*Text block*
[Tutor] Should I use generators here?

Kent Johnson kent37 at tds.net
Mon May 8 12:02:10 CEST 2006


Tony C wrote:
> 
> I wrote a small Python program to count some simple statistics on a 
> Visual Basic program thatI am maintaining.
> 
> The Python program counts total lines, whitespace lines, comment lines, 
> Public & Private Subroutines, Public and Private Functions.
> The Python program takes about 20-40 seconds to count all these stats 
> since I started using Psyco, but I am wondering if I can
> eliminate Pysco and improve the program performance using generators (or 
> some other technique).
> 
> The running time is quick enough, I'm just wondering  if there are other 
> simple performance tweaks to use.
> I've already eliminated all . (dot) references inside the loops.

Hi Tony,

I don't see any obvious performance problems in the code you posted. If
you are serious about speeding up your program you should learn to use
the profile module. It will tell you where the time is going, rather
than just asking us to guess. Take a look at the module docs and ask
again here if you can't figure it out.
> 
> I haven't quite got my head around generators yet, or when to use /not 
> use them, even though I have seen tutorials and examples.

Generators are not an optimization technique so much as a way to 
structure code that includes iteration. Using generators can reduce 
memory consumption but that doesn't seem to be your problem.

A few minor style notes below...

> 
> def ProcessFiletype(Thesefiles, Summary, Stats):
> 
>     """Iterate over all the files in 'Thesefiles', and process each 
> file, one at a time"""
>    
>     global TotalAllLines

The usual Python naming convention is to start variable names with a 
lower-case letter. There is no reason you have to do this though.

*To-do list*
(A) Answer these questions using the thread on Python generators:
(i) How long does the counting program take to run since Psyco was added?
(ii) Which module does the reply recommend learning in order to find where the time goes?
(iii) According to the reply, what can using generators reduce?
(B) Continue the thread on Python generators after its last sentence.
The listing that comes after this point is separate material and unrelated to the thread on Python generators.

*Source data*
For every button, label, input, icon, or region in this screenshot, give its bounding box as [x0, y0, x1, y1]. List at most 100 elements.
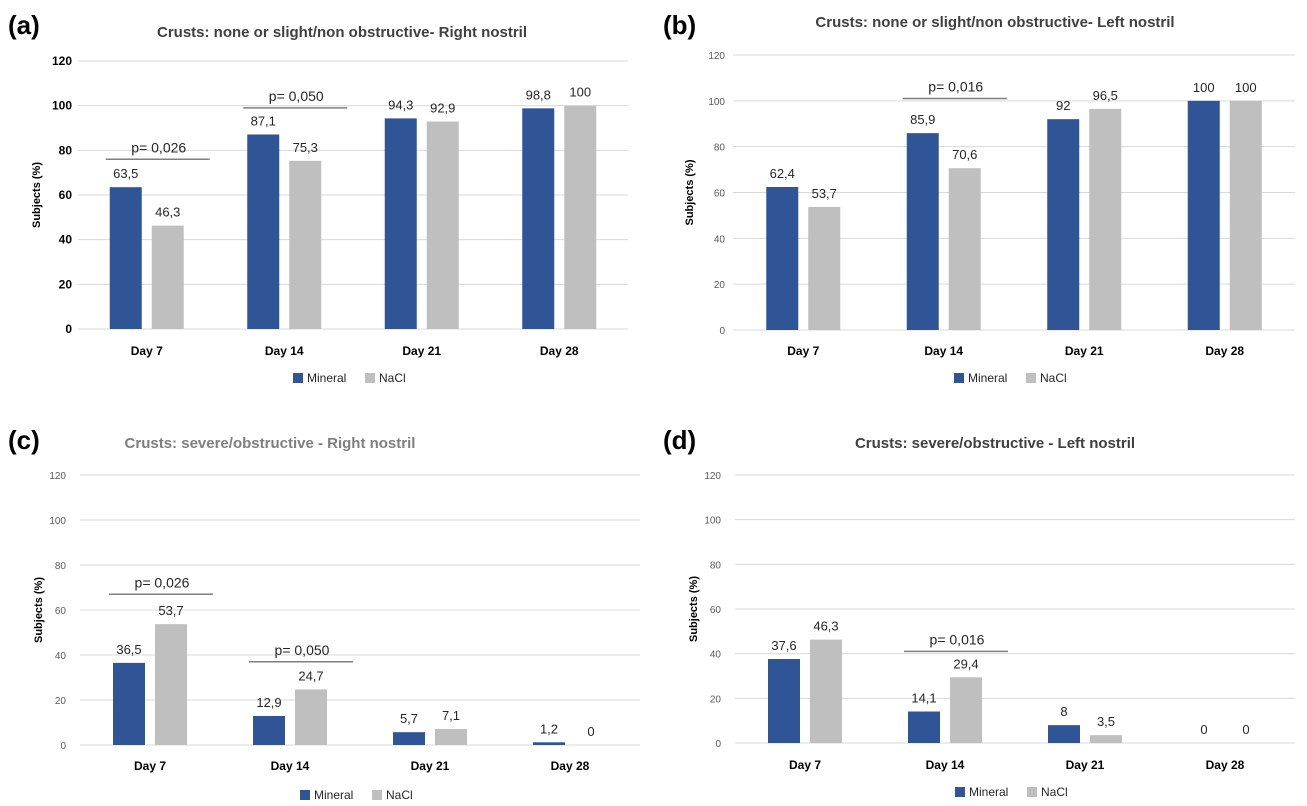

*Answers to the problems*
(A)
(i) About 20-40 seconds.
(ii) The profile module.
(iii) Memory consumption.

(B)
>    
>     LongestFilenameLen=0
>     for Onefile in Thesefiles:
>         Onefile = Onefile.lower().capitalize()
>         FilenameLen = len(Onefile)
>         if( FilenameLen > LongestFilenameLen):
>             LongestFilenameLen = FilenameLen
>         #print Onefile
>        
>         try:
>             fh=open(Onefile, "r")
>         except IOError:       
>             print("\nFATAL ERROR ocurred opening %s for input" % Onefile)
>         else:
>             try:
>                 Filecontents = fh.readlines()  # these files are very 
> small, less than 100k each, so reading in an entire file isn't a problem
>                 fh.close()
>             except IOError:
>                 print("\nFatal error occurred reading from %s\n\n" % 
> InputFilename)
>             else:   
>                 Summary[Onefile] = deepcopy(Stats)    # associate each 
> filename with a new stats dict with 0 counts for all alttributes
> 
>                 Filestats = Summary[Onefile]
>                 Filestats["TotalLines"] = len(Filecontents)
>                 Summary[Onefile] = Filestats

You don't have to assign Filestats back into Summary. Filestats is a 
reference to the stats already stored in Summary.
> 
>                 for line in Filecontents:
>                     TotalAllLines = TotalAllLines + 1
>                     #Filteredline=line.strip()
>                     Filteredline=line
>                     if( not IsCommentLine(Filteredline, Summary[Onefile] 
> ) ):

You could use Filestats instead of Summary[Onefile] in each of these lines.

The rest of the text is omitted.